Identify and reproduce every line holding the string "Privatier".

** START **

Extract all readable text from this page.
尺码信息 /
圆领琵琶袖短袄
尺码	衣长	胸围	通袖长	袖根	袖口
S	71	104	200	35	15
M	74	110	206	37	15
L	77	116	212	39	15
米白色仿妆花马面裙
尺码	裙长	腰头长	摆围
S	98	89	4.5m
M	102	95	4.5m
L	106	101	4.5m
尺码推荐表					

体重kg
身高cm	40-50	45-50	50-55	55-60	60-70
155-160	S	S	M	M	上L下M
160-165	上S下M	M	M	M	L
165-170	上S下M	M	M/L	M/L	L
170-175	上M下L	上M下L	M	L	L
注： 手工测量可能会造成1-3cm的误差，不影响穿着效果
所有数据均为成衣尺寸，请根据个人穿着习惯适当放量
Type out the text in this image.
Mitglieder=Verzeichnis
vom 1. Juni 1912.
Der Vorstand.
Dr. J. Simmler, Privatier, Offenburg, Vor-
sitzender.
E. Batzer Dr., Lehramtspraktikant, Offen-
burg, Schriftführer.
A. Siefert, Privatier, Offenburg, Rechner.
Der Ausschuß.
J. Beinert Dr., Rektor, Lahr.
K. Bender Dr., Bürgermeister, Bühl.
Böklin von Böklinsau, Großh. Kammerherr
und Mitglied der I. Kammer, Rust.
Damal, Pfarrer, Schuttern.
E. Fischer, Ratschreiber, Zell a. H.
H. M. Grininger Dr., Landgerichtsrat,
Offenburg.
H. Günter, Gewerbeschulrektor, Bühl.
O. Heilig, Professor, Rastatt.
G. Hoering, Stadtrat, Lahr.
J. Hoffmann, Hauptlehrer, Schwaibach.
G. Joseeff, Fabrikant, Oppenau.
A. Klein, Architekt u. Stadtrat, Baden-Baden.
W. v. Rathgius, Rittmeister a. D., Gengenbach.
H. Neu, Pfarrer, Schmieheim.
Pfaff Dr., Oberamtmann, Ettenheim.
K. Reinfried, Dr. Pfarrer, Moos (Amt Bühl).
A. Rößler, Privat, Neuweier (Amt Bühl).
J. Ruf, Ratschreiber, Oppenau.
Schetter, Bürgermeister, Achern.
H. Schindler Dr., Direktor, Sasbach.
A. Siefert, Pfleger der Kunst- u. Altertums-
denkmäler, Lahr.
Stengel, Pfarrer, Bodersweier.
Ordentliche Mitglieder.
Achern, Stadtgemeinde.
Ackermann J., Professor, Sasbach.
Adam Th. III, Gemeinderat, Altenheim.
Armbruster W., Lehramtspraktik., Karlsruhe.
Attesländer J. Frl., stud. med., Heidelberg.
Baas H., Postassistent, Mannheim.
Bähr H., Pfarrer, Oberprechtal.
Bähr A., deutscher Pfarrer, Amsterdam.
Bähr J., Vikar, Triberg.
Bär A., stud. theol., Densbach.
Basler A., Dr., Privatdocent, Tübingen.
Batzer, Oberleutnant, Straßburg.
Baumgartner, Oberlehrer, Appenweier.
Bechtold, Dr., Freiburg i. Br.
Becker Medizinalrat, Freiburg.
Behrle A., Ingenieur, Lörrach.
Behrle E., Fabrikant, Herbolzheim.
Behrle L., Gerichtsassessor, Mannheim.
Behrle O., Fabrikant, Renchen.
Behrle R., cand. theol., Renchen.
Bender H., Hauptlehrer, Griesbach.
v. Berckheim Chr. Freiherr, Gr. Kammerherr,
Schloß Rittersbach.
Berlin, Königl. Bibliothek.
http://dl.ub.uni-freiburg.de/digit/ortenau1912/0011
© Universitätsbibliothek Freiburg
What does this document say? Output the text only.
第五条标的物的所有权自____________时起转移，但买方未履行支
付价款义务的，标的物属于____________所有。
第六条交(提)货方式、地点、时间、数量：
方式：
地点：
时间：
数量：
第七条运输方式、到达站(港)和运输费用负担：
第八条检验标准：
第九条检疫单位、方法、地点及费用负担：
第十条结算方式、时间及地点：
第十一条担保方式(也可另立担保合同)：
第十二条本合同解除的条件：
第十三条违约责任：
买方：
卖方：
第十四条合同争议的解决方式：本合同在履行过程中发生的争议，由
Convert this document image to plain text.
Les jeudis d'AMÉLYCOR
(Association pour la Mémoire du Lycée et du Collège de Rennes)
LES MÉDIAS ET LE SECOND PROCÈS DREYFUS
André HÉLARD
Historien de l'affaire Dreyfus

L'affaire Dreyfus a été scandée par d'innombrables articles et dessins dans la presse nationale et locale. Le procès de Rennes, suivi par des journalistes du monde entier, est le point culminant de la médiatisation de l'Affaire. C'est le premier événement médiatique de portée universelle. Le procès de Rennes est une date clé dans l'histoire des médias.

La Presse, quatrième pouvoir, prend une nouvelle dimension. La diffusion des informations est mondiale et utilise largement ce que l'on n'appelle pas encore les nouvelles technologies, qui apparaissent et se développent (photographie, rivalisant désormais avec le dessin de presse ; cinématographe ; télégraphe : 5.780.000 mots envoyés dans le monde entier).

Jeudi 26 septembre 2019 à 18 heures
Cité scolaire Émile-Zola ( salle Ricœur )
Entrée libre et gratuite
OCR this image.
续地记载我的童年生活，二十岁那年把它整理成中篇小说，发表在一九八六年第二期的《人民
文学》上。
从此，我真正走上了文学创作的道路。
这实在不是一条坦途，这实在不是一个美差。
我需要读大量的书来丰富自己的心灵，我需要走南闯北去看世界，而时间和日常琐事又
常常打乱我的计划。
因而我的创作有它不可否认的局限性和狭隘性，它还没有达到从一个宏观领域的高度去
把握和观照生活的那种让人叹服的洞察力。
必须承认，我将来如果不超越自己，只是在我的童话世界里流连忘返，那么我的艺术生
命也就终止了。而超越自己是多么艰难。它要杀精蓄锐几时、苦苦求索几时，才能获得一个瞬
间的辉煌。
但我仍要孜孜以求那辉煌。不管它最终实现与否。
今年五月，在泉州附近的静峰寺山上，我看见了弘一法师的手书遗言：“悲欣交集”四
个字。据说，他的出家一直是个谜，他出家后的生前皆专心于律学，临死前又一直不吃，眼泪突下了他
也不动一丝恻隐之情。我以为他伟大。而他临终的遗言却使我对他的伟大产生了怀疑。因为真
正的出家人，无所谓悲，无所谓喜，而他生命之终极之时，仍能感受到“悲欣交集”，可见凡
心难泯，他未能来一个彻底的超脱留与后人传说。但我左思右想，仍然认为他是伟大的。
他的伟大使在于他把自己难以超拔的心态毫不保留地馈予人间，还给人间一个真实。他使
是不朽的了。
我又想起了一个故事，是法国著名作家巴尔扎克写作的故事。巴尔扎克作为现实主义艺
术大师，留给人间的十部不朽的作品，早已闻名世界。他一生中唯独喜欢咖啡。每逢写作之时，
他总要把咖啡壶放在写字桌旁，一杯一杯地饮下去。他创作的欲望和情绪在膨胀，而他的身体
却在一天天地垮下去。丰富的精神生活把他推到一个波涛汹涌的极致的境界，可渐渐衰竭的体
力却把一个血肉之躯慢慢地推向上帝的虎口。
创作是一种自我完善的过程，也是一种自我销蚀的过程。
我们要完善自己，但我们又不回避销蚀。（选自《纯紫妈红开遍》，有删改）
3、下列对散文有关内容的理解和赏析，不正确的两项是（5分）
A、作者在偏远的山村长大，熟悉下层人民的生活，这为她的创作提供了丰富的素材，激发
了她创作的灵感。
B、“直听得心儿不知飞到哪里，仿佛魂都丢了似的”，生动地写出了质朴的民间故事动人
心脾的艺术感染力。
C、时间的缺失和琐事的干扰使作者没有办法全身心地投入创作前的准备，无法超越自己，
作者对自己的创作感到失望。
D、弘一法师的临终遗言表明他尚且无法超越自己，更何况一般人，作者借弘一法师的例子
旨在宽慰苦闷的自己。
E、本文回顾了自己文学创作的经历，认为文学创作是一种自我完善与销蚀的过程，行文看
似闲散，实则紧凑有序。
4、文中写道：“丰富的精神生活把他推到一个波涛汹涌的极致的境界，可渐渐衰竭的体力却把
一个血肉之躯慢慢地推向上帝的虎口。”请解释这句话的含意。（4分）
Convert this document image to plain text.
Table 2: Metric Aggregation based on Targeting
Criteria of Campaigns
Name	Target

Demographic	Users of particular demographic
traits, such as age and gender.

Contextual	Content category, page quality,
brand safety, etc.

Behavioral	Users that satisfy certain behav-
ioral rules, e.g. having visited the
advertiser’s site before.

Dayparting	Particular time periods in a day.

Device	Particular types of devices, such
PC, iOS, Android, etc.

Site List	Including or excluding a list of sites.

** END **

OUTPUT OF THE EXERCISE =>
Dr. J. Simmler, Privatier, Offenburg, Vor-
A. Siefert, Privatier, Offenburg, Rechner.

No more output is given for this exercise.